** start Provided entries **

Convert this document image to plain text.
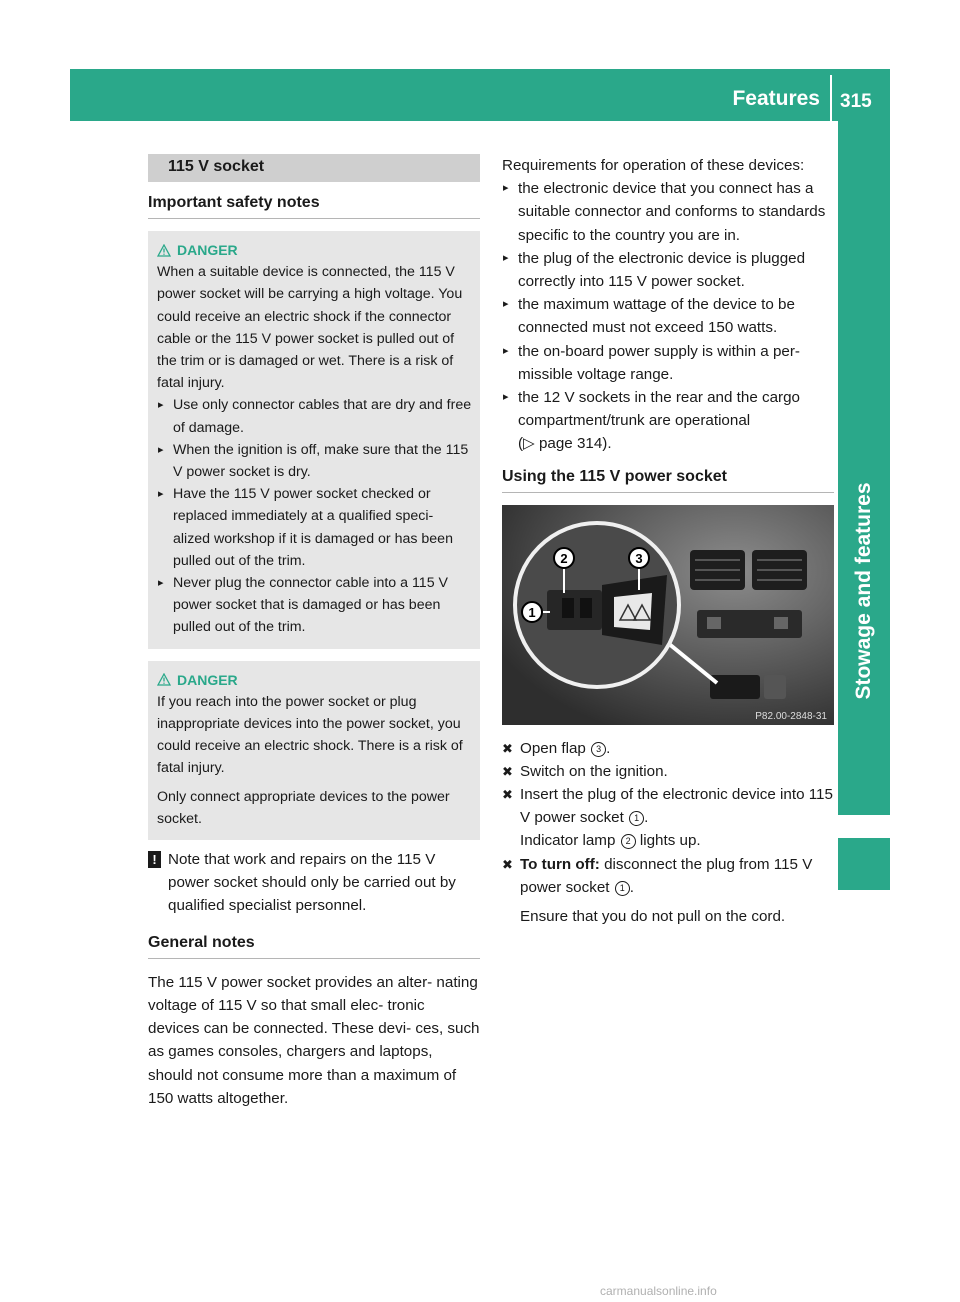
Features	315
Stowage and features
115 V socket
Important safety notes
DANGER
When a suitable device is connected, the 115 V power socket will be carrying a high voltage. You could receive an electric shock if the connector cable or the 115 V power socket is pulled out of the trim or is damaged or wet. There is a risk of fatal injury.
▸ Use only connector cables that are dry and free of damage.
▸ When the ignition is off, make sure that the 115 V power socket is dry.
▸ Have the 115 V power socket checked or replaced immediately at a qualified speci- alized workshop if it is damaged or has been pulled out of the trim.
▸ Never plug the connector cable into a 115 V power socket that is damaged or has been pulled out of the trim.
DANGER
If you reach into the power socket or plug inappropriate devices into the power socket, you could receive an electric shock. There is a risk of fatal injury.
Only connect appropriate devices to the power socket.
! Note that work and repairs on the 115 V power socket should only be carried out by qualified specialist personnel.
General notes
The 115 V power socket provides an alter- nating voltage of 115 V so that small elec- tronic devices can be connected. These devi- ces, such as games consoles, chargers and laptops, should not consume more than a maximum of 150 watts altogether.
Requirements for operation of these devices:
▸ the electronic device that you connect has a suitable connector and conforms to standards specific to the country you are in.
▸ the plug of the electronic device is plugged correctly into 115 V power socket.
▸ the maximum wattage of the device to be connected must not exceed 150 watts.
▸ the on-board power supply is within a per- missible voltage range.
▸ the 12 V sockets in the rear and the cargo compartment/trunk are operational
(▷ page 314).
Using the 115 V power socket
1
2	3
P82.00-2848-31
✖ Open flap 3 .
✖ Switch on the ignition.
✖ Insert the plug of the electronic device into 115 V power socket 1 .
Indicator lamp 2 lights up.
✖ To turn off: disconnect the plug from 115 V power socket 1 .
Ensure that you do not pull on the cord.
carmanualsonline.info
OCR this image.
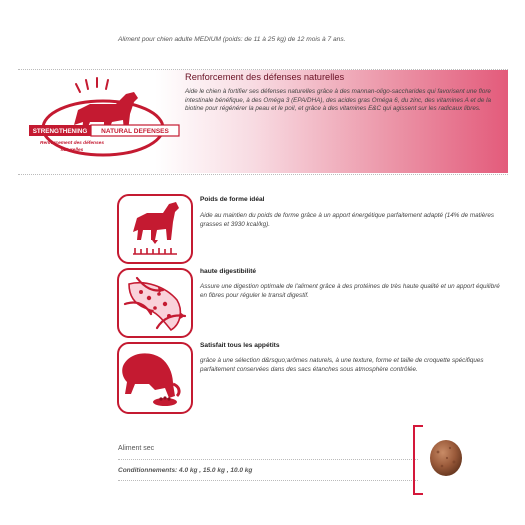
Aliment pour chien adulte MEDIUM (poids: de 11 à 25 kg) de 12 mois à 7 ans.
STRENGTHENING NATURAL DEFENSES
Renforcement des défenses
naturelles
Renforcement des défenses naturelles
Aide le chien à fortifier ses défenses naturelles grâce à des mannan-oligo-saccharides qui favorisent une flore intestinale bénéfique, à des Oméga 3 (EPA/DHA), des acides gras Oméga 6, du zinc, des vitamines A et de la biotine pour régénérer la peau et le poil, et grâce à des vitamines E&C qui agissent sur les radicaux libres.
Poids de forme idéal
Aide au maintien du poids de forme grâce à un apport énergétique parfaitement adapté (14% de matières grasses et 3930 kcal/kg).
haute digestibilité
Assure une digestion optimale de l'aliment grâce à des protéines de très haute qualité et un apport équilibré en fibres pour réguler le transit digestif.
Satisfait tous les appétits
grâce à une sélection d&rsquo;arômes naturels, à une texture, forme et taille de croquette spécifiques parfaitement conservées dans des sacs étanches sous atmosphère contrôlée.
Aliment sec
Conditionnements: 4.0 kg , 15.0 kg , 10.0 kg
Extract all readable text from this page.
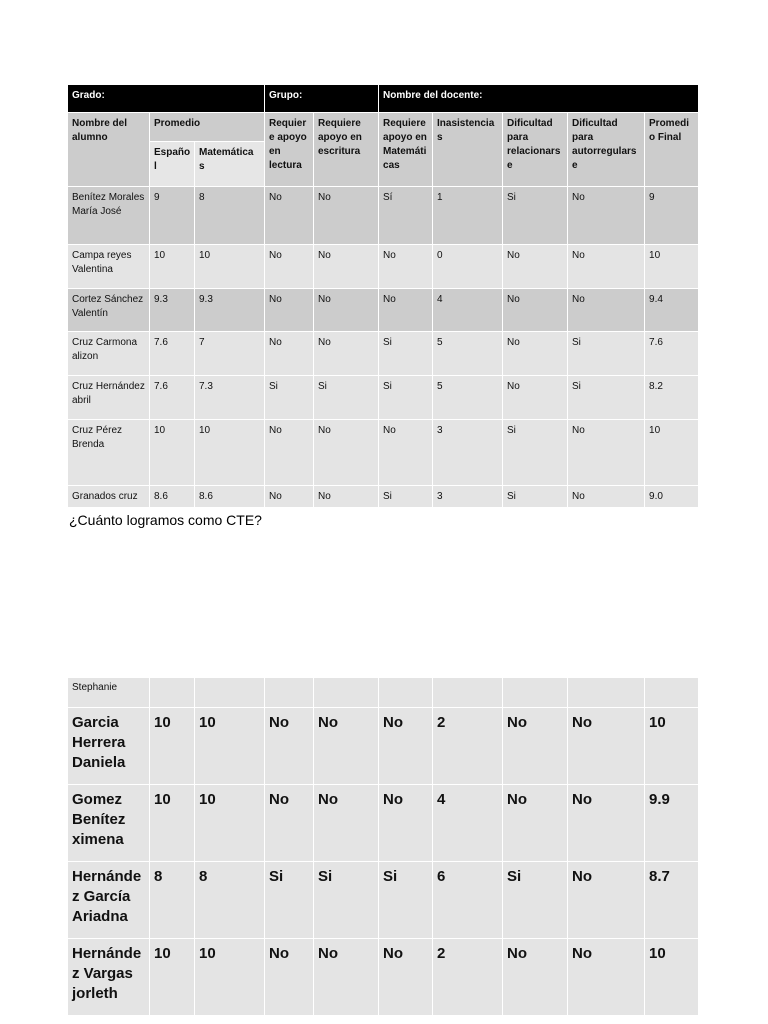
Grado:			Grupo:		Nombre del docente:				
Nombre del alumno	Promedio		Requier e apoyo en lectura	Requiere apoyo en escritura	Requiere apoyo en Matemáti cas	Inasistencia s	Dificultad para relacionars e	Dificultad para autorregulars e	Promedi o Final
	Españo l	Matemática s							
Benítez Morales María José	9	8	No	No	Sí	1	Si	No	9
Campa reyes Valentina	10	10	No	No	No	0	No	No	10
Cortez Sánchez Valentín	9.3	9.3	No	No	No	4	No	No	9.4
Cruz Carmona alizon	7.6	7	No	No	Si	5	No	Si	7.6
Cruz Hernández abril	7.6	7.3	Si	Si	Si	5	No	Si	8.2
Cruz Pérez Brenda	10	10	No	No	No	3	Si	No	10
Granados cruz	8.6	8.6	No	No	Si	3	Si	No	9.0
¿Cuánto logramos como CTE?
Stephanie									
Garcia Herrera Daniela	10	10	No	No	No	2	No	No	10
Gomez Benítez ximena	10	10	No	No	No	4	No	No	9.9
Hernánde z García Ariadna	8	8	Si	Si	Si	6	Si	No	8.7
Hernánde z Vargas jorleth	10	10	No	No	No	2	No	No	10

** end Provided entries **

> [Given problem]: All the lines above are to be given again exactly as they read, with the pictures removed.

> [Task solution]:
Convert this document image to plain text.
Features	315
Stowage and features
115 V socket
Important safety notes
DANGER
When a suitable device is connected, the 115 V power socket will be carrying a high voltage. You could receive an electric shock if the connector cable or the 115 V power socket is pulled out of the trim or is damaged or wet. There is a risk of fatal injury.
▸ Use only connector cables that are dry and free of damage.
▸ When the ignition is off, make sure that the 115 V power socket is dry.
▸ Have the 115 V power socket checked or replaced immediately at a qualified speci- alized workshop if it is damaged or has been pulled out of the trim.
▸ Never plug the connector cable into a 115 V power socket that is damaged or has been pulled out of the trim.
DANGER
If you reach into the power socket or plug inappropriate devices into the power socket, you could receive an electric shock. There is a risk of fatal injury.
Only connect appropriate devices to the power socket.
! Note that work and repairs on the 115 V power socket should only be carried out by qualified specialist personnel.
General notes
The 115 V power socket provides an alter- nating voltage of 115 V so that small elec- tronic devices can be connected. These devi- ces, such as games consoles, chargers and laptops, should not consume more than a maximum of 150 watts altogether.
Requirements for operation of these devices:
▸ the electronic device that you connect has a suitable connector and conforms to standards specific to the country you are in.
▸ the plug of the electronic device is plugged correctly into 115 V power socket.
▸ the maximum wattage of the device to be connected must not exceed 150 watts.
▸ the on-board power supply is within a per- missible voltage range.
▸ the 12 V sockets in the rear and the cargo compartment/trunk are operational
(▷ page 314).
Using the 115 V power socket
1
2	3
P82.00-2848-31
✖ Open flap 3 .
✖ Switch on the ignition.
✖ Insert the plug of the electronic device into 115 V power socket 1 .
Indicator lamp 2 lights up.
✖ To turn off: disconnect the plug from 115 V power socket 1 .
Ensure that you do not pull on the cord.
carmanualsonline.info
OCR this image.
Aliment pour chien adulte MEDIUM (poids: de 11 à 25 kg) de 12 mois à 7 ans.
STRENGTHENING NATURAL DEFENSES
Renforcement des défenses
naturelles
Renforcement des défenses naturelles
Aide le chien à fortifier ses défenses naturelles grâce à des mannan-oligo-saccharides qui favorisent une flore intestinale bénéfique, à des Oméga 3 (EPA/DHA), des acides gras Oméga 6, du zinc, des vitamines A et de la biotine pour régénérer la peau et le poil, et grâce à des vitamines E&C qui agissent sur les radicaux libres.
Poids de forme idéal
Aide au maintien du poids de forme grâce à un apport énergétique parfaitement adapté (14% de matières grasses et 3930 kcal/kg).
haute digestibilité
Assure une digestion optimale de l'aliment grâce à des protéines de très haute qualité et un apport équilibré en fibres pour réguler le transit digestif.
Satisfait tous les appétits
grâce à une sélection d&rsquo;arômes naturels, à une texture, forme et taille de croquette spécifiques parfaitement conservées dans des sacs étanches sous atmosphère contrôlée.
Aliment sec
Conditionnements: 4.0 kg , 15.0 kg , 10.0 kg
Extract all readable text from this page.
Grado:			Grupo:		Nombre del docente:				
Nombre del alumno	Promedio		Requier e apoyo en lectura	Requiere apoyo en escritura	Requiere apoyo en Matemáti cas	Inasistencia s	Dificultad para relacionars e	Dificultad para autorregulars e	Promedi o Final
	Españo l	Matemática s							
Benítez Morales María José	9	8	No	No	Sí	1	Si	No	9
Campa reyes Valentina	10	10	No	No	No	0	No	No	10
Cortez Sánchez Valentín	9.3	9.3	No	No	No	4	No	No	9.4
Cruz Carmona alizon	7.6	7	No	No	Si	5	No	Si	7.6
Cruz Hernández abril	7.6	7.3	Si	Si	Si	5	No	Si	8.2
Cruz Pérez Brenda	10	10	No	No	No	3	Si	No	10
Granados cruz	8.6	8.6	No	No	Si	3	Si	No	9.0
¿Cuánto logramos como CTE?
Stephanie									
Garcia Herrera Daniela	10	10	No	No	No	2	No	No	10
Gomez Benítez ximena	10	10	No	No	No	4	No	No	9.9
Hernánde z García Ariadna	8	8	Si	Si	Si	6	Si	No	8.7
Hernánde z Vargas jorleth	10	10	No	No	No	2	No	No	10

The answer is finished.